**WHAT IS NEEDED:**
Filter out everything except lines holding "intézményi".

**INPUT ROWS:**
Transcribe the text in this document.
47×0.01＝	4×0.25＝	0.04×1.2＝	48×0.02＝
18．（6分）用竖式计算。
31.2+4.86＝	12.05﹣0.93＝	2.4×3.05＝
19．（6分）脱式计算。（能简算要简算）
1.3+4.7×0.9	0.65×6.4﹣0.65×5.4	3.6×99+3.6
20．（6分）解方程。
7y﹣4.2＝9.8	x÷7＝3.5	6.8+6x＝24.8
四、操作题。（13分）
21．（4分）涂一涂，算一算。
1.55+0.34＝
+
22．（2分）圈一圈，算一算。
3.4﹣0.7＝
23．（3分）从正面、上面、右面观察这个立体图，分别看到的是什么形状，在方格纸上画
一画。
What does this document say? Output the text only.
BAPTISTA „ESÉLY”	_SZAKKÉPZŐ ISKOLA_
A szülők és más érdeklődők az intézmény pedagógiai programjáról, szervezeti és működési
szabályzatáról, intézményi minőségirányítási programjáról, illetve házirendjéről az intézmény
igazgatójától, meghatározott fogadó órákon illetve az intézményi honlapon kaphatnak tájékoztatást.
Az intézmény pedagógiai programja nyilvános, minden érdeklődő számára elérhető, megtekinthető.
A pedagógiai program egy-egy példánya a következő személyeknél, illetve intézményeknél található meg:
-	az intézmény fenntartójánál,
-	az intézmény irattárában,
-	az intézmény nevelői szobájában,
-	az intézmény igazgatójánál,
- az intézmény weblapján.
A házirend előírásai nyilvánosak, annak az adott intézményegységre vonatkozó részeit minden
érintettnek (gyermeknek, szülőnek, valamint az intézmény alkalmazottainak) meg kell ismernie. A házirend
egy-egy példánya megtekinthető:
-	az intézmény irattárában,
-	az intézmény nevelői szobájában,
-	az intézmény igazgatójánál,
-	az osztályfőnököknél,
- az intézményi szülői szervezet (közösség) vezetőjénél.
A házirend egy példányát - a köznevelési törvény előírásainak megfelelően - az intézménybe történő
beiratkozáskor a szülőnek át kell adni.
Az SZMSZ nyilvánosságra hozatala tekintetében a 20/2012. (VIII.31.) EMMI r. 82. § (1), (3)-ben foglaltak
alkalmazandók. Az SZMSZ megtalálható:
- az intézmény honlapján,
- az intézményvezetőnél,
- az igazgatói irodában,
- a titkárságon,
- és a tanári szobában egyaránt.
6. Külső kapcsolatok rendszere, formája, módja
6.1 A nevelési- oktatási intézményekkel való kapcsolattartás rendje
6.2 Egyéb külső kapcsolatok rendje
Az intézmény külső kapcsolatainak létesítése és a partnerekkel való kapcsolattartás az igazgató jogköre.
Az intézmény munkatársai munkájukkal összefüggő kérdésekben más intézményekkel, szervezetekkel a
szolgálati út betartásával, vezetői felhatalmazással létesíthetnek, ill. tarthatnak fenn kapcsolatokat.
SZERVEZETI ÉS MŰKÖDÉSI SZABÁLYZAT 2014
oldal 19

**COMPLETE OUTPUT:**
szabályzatáról, intézményi minőségirányítási programjáról, illetve házirendjéről az intézmény
igazgatójától, meghatározott fogadó órákon illetve az intézményi honlapon kaphatnak tájékoztatást.
- az intézményi szülői szervezet (közösség) vezetőjénél.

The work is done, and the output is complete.